→ **PROBLEM STATEMENT**
Filter the records for lines holding the string "resources".

→ **SUPPLIED DATA**
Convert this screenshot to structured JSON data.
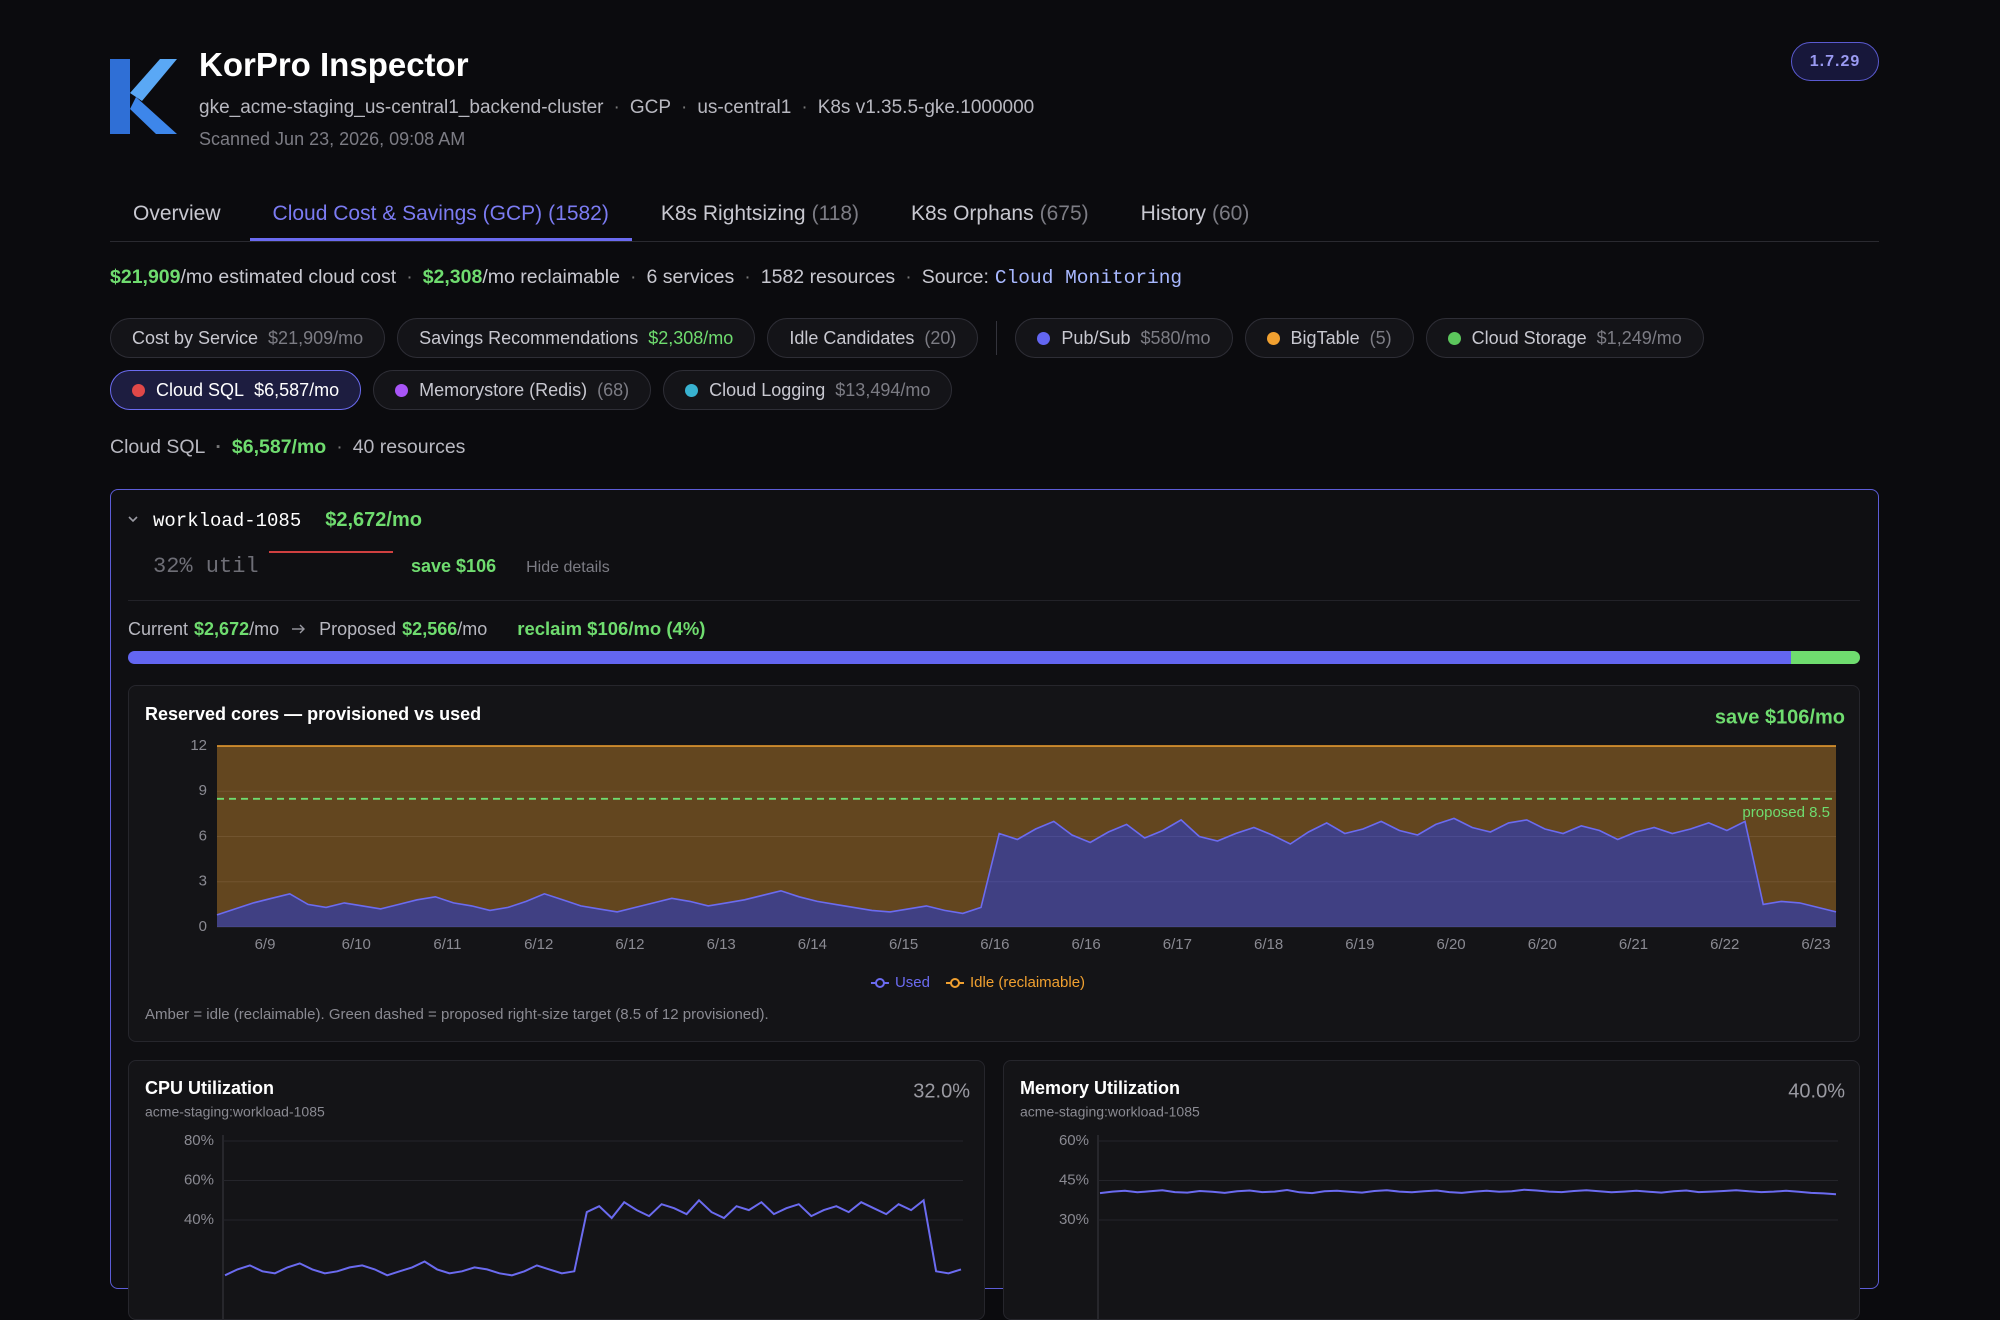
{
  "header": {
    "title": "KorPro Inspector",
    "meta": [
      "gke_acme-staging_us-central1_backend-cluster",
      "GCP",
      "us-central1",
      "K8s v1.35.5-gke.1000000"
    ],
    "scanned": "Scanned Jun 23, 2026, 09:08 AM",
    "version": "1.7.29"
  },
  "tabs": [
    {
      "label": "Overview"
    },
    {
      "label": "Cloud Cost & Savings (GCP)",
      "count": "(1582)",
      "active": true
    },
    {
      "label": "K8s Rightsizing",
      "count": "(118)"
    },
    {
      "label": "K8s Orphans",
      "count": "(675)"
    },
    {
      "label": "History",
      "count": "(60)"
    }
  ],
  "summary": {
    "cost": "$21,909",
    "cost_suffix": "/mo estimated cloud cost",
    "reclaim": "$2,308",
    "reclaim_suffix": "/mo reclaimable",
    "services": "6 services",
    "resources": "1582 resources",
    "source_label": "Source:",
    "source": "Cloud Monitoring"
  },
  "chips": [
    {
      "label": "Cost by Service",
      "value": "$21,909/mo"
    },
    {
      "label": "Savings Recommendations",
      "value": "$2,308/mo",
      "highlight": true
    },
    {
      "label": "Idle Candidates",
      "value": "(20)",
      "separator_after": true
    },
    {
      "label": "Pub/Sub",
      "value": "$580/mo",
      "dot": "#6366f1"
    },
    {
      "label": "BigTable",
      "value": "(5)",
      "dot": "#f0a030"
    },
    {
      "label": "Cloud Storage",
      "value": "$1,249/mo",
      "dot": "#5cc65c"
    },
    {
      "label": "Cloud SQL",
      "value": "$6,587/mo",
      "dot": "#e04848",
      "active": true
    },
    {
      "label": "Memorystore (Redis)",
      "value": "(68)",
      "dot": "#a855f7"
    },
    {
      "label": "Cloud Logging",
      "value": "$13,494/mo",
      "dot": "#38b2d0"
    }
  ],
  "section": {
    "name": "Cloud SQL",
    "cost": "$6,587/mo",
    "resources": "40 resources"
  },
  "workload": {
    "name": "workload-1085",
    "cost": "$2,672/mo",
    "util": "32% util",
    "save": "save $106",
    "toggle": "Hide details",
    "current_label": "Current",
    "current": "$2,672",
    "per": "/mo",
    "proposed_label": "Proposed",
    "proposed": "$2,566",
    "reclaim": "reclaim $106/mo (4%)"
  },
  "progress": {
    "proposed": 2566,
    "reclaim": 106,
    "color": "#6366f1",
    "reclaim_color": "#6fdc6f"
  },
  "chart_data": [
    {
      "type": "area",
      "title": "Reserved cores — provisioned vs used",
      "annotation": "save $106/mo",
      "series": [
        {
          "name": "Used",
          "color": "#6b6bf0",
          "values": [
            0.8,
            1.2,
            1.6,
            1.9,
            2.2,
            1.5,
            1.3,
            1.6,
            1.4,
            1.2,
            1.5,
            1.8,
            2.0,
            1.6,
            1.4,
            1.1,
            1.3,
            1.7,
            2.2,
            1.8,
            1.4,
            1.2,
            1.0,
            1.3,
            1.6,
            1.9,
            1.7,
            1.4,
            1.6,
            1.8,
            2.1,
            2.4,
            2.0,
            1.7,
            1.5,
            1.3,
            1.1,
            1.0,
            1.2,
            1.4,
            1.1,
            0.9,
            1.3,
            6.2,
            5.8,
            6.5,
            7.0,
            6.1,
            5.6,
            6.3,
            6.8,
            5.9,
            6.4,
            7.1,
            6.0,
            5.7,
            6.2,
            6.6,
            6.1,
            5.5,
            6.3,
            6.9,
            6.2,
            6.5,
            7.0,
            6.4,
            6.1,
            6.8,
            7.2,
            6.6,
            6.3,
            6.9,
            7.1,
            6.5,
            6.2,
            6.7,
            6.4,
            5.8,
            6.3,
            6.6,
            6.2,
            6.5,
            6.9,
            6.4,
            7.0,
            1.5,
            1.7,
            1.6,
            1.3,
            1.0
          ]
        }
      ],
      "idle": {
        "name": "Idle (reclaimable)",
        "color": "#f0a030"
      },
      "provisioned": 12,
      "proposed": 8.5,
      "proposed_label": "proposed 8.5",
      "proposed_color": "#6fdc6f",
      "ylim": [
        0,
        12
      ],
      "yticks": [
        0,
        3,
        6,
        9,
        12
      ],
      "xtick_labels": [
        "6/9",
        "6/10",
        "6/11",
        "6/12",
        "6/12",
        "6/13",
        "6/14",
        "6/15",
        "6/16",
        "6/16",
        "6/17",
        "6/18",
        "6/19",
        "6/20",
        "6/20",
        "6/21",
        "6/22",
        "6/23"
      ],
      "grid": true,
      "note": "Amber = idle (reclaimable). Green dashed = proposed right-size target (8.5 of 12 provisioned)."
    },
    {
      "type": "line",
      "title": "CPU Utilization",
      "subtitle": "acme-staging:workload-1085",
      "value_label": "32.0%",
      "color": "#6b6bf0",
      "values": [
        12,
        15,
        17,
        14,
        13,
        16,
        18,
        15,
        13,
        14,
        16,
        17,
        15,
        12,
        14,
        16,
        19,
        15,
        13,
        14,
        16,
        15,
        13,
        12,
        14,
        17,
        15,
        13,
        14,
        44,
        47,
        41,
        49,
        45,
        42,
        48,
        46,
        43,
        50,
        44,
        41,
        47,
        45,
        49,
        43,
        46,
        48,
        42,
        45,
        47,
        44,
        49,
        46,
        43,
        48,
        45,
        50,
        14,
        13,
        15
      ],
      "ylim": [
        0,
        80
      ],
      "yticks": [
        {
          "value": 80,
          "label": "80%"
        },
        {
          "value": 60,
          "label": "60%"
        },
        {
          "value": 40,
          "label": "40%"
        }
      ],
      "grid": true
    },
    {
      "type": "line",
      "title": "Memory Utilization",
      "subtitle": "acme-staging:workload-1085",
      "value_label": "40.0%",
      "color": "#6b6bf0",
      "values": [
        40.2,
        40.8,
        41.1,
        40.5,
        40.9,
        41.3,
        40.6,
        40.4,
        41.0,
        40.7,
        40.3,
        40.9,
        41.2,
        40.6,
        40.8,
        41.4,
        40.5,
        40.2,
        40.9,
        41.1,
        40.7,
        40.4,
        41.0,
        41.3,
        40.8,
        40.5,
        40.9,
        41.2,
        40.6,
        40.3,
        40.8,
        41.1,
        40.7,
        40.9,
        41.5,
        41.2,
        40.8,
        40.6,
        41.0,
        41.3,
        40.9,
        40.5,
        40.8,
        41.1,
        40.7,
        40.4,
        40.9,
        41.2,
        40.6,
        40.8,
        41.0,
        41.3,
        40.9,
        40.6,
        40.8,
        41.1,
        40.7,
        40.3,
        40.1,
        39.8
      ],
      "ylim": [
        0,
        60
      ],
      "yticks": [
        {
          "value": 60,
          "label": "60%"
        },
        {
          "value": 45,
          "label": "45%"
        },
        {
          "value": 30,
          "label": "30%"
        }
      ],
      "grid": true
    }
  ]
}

→ **RESPONSE BELOW**
    "resources": "1582 resources",
    "resources": "40 resources"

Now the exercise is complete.